## Task to carry out:
Reproduce each line exactly, including spacing and punctuation.

## Material to process:
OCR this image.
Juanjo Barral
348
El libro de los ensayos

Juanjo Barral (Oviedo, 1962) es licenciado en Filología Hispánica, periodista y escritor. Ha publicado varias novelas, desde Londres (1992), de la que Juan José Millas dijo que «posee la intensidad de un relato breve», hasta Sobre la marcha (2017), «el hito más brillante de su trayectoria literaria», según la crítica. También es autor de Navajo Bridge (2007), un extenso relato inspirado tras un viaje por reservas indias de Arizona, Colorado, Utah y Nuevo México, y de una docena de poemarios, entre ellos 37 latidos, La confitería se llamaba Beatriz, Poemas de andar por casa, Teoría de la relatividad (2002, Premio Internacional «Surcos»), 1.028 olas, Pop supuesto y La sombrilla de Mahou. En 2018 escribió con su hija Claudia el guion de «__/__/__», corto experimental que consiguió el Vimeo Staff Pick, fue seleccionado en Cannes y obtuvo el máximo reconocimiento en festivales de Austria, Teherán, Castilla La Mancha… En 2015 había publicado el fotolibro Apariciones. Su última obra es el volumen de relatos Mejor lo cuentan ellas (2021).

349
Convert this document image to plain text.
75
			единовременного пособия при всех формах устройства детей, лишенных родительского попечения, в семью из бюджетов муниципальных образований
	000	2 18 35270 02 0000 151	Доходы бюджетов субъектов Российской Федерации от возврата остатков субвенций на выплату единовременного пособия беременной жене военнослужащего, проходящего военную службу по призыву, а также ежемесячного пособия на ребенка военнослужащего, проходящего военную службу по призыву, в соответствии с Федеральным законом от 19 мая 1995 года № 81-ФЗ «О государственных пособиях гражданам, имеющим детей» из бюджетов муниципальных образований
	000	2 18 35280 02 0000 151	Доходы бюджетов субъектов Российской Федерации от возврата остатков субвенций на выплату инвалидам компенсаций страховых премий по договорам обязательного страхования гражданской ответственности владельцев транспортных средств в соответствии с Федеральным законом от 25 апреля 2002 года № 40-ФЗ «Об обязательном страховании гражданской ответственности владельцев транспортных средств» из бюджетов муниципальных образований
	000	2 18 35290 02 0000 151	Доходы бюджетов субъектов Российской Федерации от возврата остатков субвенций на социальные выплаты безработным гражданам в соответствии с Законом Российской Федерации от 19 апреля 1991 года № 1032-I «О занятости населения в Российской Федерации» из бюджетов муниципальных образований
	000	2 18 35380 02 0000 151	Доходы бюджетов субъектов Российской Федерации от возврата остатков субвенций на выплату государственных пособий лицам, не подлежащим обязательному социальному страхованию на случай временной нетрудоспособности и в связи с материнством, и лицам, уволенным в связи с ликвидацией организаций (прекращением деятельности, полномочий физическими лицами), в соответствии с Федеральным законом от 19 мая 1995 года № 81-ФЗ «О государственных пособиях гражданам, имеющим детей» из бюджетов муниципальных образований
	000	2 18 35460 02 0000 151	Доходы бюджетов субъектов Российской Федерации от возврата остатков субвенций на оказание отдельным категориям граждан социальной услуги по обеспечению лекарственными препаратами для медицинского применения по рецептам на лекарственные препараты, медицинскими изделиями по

## Correct result:
OCR this image.
Juanjo Barral
348
El libro de los ensayos

Juanjo Barral (Oviedo, 1962) es licenciado en Filología Hispánica, periodista y escritor. Ha publicado varias novelas, desde Londres (1992), de la que Juan José Millas dijo que «posee la intensidad de un relato breve», hasta Sobre la marcha (2017), «el hito más brillante de su trayectoria literaria», según la crítica. También es autor de Navajo Bridge (2007), un extenso relato inspirado tras un viaje por reservas indias de Arizona, Colorado, Utah y Nuevo México, y de una docena de poemarios, entre ellos 37 latidos, La confitería se llamaba Beatriz, Poemas de andar por casa, Teoría de la relatividad (2002, Premio Internacional «Surcos»), 1.028 olas, Pop supuesto y La sombrilla de Mahou. En 2018 escribió con su hija Claudia el guion de «__/__/__», corto experimental que consiguió el Vimeo Staff Pick, fue seleccionado en Cannes y obtuvo el máximo reconocimiento en festivales de Austria, Teherán, Castilla La Mancha… En 2015 había publicado el fotolibro Apariciones. Su última obra es el volumen de relatos Mejor lo cuentan ellas (2021).

349
Convert this document image to plain text.
75
			единовременного пособия при всех формах устройства детей, лишенных родительского попечения, в семью из бюджетов муниципальных образований
	000	2 18 35270 02 0000 151	Доходы бюджетов субъектов Российской Федерации от возврата остатков субвенций на выплату единовременного пособия беременной жене военнослужащего, проходящего военную службу по призыву, а также ежемесячного пособия на ребенка военнослужащего, проходящего военную службу по призыву, в соответствии с Федеральным законом от 19 мая 1995 года № 81-ФЗ «О государственных пособиях гражданам, имеющим детей» из бюджетов муниципальных образований
	000	2 18 35280 02 0000 151	Доходы бюджетов субъектов Российской Федерации от возврата остатков субвенций на выплату инвалидам компенсаций страховых премий по договорам обязательного страхования гражданской ответственности владельцев транспортных средств в соответствии с Федеральным законом от 25 апреля 2002 года № 40-ФЗ «Об обязательном страховании гражданской ответственности владельцев транспортных средств» из бюджетов муниципальных образований
	000	2 18 35290 02 0000 151	Доходы бюджетов субъектов Российской Федерации от возврата остатков субвенций на социальные выплаты безработным гражданам в соответствии с Законом Российской Федерации от 19 апреля 1991 года № 1032-I «О занятости населения в Российской Федерации» из бюджетов муниципальных образований
	000	2 18 35380 02 0000 151	Доходы бюджетов субъектов Российской Федерации от возврата остатков субвенций на выплату государственных пособий лицам, не подлежащим обязательному социальному страхованию на случай временной нетрудоспособности и в связи с материнством, и лицам, уволенным в связи с ликвидацией организаций (прекращением деятельности, полномочий физическими лицами), в соответствии с Федеральным законом от 19 мая 1995 года № 81-ФЗ «О государственных пособиях гражданам, имеющим детей» из бюджетов муниципальных образований
	000	2 18 35460 02 0000 151	Доходы бюджетов субъектов Российской Федерации от возврата остатков субвенций на оказание отдельным категориям граждан социальной услуги по обеспечению лекарственными препаратами для медицинского применения по рецептам на лекарственные препараты, медицинскими изделиями по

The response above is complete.